Of the lines in this listing, how many contain the word "紡織服裝合計"? Give the number and nothing else.
======
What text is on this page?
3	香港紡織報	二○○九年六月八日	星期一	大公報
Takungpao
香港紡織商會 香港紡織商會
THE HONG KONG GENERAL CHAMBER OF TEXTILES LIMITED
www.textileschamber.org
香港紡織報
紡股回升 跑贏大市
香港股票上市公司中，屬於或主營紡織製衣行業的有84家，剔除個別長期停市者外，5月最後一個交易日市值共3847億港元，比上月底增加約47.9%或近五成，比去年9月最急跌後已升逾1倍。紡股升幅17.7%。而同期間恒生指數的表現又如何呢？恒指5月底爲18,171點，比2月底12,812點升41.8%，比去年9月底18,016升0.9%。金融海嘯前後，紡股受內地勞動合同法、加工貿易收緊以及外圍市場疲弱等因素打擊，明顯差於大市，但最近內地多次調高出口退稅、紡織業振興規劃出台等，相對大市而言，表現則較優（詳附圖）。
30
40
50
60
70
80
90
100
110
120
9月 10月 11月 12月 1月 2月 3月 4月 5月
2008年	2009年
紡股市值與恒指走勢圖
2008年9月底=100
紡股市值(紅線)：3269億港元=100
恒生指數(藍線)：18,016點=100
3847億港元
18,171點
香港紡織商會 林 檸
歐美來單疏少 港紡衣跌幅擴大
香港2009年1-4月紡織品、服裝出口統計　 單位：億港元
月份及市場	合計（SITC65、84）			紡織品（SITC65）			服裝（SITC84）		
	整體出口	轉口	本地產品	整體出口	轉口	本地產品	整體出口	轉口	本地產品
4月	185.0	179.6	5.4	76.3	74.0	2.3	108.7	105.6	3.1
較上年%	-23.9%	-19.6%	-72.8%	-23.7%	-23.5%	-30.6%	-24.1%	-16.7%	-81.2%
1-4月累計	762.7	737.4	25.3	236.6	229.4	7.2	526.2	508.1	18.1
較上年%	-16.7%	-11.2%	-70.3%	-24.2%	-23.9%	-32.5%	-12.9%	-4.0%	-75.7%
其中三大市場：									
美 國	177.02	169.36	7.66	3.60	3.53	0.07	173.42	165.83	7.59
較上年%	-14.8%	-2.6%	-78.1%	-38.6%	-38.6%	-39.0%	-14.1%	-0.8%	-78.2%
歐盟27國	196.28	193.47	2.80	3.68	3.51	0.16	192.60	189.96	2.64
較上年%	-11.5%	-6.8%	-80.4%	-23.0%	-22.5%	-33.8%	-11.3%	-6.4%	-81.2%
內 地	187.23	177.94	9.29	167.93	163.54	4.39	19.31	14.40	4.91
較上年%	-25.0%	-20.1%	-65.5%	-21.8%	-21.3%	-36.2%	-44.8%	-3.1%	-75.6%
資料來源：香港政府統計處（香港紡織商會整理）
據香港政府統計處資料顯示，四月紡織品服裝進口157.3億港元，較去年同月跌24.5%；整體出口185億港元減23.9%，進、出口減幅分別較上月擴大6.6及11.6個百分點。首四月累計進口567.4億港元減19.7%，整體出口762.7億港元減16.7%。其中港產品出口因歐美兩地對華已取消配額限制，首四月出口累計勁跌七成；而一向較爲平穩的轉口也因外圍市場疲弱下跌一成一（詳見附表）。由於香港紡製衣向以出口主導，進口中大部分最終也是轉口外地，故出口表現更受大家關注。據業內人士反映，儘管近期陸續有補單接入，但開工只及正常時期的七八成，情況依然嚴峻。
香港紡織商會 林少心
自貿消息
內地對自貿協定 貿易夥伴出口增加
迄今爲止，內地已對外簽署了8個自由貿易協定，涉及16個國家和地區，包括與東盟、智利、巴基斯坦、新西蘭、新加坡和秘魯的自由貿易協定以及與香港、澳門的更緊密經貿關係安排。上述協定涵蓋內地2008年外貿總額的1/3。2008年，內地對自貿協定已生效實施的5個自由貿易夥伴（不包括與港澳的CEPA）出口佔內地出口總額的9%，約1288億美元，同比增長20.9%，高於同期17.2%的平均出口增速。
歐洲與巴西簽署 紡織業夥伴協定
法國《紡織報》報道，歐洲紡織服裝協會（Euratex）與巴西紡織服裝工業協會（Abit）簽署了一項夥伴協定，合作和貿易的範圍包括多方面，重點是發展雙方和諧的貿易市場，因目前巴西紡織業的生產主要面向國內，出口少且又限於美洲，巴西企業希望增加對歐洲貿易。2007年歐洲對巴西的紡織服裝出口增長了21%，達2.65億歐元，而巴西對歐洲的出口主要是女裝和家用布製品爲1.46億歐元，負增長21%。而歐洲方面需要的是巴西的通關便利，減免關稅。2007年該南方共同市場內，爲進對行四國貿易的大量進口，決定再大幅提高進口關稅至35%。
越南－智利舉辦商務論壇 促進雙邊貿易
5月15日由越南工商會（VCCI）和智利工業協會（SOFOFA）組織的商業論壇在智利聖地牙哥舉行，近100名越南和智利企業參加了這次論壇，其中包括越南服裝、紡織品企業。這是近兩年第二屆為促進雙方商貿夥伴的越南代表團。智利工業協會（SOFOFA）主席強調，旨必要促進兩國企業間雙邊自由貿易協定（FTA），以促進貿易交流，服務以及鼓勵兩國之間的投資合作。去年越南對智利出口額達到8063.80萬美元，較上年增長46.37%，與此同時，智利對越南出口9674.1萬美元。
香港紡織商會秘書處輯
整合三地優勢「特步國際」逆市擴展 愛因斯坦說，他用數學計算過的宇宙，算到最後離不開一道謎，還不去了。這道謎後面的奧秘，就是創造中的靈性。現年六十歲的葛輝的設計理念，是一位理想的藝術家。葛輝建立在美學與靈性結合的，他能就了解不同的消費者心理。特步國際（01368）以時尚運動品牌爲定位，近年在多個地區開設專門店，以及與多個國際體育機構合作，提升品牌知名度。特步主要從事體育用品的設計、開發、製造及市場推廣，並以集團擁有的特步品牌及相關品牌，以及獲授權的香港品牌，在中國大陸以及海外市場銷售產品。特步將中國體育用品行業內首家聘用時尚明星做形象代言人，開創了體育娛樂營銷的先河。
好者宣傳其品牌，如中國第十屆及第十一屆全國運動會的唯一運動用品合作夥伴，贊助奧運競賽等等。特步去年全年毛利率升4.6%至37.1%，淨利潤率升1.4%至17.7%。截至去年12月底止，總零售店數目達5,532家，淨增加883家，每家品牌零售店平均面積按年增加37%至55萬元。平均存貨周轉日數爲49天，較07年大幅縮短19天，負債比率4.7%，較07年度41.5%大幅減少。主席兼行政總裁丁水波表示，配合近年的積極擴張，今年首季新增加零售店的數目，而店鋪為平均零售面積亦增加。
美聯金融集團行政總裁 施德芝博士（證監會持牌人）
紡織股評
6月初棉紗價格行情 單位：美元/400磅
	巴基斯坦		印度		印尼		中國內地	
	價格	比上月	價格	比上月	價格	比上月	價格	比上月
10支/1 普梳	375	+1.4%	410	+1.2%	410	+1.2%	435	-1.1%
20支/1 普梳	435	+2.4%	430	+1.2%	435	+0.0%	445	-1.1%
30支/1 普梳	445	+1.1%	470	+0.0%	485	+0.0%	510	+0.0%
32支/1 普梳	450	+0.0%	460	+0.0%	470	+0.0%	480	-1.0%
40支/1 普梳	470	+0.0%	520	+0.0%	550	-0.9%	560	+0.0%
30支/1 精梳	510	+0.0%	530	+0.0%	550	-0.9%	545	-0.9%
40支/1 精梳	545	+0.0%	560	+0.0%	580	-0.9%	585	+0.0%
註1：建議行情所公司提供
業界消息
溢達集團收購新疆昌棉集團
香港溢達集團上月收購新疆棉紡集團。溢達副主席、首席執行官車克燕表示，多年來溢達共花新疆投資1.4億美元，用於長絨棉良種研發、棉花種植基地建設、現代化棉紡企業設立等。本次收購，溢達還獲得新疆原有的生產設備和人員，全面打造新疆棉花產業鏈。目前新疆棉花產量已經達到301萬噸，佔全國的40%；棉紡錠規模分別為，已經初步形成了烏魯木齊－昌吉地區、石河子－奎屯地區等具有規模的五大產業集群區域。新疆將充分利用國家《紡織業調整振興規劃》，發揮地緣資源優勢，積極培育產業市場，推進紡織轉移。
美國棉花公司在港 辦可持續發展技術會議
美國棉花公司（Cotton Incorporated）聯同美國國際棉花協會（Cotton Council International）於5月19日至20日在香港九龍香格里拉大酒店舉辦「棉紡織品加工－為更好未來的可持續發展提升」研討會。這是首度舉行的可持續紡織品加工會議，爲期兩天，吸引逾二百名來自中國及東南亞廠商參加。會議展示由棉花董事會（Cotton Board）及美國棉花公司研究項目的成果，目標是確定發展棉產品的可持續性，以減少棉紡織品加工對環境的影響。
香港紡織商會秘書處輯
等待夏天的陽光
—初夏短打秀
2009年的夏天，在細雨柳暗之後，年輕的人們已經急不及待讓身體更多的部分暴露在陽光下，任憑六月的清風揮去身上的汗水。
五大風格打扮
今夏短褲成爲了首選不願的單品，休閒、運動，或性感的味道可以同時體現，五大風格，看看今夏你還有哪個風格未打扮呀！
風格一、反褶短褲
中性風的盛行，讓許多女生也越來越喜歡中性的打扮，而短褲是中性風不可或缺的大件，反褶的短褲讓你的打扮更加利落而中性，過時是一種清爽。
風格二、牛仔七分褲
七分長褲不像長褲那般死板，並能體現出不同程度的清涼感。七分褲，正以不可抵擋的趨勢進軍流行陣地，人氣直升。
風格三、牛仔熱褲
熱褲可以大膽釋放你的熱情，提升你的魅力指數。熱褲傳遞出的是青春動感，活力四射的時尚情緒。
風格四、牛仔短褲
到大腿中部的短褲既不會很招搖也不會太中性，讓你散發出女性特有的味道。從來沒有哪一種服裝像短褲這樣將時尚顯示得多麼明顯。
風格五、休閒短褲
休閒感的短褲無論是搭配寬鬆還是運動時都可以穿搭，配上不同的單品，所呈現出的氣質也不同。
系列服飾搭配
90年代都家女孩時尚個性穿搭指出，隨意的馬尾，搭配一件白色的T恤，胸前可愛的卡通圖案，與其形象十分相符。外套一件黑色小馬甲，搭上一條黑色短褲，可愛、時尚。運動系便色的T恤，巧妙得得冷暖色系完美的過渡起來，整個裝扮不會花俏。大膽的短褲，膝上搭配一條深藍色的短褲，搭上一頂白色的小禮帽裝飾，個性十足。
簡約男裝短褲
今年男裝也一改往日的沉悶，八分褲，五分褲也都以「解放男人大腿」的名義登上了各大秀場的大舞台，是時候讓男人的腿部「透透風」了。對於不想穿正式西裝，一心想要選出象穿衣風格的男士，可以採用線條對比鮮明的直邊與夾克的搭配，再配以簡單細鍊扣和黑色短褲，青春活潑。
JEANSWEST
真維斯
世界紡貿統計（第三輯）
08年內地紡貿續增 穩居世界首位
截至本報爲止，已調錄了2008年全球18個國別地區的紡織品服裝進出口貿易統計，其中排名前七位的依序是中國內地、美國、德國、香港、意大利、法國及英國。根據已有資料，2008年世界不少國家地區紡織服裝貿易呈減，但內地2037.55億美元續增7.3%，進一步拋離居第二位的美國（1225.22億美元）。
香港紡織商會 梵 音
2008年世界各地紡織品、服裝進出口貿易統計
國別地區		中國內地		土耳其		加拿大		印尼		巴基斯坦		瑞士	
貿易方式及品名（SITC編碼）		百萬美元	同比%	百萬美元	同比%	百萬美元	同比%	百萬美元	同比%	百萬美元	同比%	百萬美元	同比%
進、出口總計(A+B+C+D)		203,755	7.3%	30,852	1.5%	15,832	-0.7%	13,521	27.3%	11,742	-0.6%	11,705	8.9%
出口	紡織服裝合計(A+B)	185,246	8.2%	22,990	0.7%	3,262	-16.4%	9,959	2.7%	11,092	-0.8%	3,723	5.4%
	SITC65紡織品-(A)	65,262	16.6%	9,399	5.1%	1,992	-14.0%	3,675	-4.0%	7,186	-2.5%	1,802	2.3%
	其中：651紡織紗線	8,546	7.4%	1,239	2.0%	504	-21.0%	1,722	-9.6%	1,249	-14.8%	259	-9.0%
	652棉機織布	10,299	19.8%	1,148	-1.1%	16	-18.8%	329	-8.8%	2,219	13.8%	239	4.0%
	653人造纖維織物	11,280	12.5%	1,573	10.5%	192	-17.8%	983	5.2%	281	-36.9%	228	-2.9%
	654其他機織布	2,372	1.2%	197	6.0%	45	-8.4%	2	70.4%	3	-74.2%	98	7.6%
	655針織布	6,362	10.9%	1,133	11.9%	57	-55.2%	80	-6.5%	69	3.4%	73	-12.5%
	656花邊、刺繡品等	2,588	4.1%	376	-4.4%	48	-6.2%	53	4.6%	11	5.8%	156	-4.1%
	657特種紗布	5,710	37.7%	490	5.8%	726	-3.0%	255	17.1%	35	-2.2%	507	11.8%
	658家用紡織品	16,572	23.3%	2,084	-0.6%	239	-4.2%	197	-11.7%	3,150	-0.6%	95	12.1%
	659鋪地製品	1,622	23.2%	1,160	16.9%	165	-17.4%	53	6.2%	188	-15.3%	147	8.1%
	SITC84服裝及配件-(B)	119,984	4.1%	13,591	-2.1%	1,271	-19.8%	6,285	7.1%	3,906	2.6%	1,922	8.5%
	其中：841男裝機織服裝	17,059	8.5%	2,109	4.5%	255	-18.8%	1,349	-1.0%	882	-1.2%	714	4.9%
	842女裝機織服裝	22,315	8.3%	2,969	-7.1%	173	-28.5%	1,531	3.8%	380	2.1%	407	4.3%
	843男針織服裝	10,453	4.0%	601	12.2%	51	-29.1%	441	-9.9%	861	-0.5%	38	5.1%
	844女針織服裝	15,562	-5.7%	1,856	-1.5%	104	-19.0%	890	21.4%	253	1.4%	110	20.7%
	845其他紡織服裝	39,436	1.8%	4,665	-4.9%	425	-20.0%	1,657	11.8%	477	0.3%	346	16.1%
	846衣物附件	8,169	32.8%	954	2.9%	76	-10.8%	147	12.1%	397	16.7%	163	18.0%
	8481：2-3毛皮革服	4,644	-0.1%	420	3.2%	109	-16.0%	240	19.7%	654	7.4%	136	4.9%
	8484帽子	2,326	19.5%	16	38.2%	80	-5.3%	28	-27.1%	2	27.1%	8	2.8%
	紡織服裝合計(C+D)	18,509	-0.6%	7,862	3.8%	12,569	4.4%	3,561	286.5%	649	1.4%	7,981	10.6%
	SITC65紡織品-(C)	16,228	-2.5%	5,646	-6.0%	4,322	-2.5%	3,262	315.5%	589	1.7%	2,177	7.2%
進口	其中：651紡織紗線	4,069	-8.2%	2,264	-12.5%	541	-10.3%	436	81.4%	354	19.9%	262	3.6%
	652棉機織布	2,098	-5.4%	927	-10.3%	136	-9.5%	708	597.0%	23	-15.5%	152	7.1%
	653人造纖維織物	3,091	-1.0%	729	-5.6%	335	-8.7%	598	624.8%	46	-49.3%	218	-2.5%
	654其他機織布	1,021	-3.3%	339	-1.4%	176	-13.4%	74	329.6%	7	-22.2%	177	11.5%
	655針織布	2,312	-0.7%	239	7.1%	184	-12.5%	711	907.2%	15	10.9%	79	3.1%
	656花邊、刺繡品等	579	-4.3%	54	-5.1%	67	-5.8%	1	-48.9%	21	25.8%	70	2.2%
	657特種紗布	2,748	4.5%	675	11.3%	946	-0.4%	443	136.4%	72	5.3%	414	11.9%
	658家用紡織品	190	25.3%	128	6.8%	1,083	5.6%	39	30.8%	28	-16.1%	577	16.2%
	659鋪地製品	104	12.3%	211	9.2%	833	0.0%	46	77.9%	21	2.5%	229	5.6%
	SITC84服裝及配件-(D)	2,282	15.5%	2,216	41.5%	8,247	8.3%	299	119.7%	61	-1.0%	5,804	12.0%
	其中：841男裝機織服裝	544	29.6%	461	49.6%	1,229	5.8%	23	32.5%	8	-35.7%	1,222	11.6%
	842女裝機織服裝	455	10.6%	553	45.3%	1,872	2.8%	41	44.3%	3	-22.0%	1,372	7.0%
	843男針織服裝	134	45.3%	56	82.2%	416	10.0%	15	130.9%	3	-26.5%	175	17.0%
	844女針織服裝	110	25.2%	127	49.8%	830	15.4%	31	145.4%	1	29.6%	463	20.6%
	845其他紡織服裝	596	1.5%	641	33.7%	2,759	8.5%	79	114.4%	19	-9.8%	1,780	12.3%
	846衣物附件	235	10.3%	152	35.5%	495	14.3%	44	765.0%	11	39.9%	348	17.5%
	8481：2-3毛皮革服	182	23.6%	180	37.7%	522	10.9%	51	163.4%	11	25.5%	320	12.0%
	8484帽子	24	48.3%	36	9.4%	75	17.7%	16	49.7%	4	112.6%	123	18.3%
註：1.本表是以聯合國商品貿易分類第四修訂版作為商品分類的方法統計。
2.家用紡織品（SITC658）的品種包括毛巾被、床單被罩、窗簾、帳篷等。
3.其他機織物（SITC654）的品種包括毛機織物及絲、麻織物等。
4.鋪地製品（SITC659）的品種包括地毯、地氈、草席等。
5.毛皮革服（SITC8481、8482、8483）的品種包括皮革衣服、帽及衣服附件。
======
- **ANSWER TO THIS TASK**: 2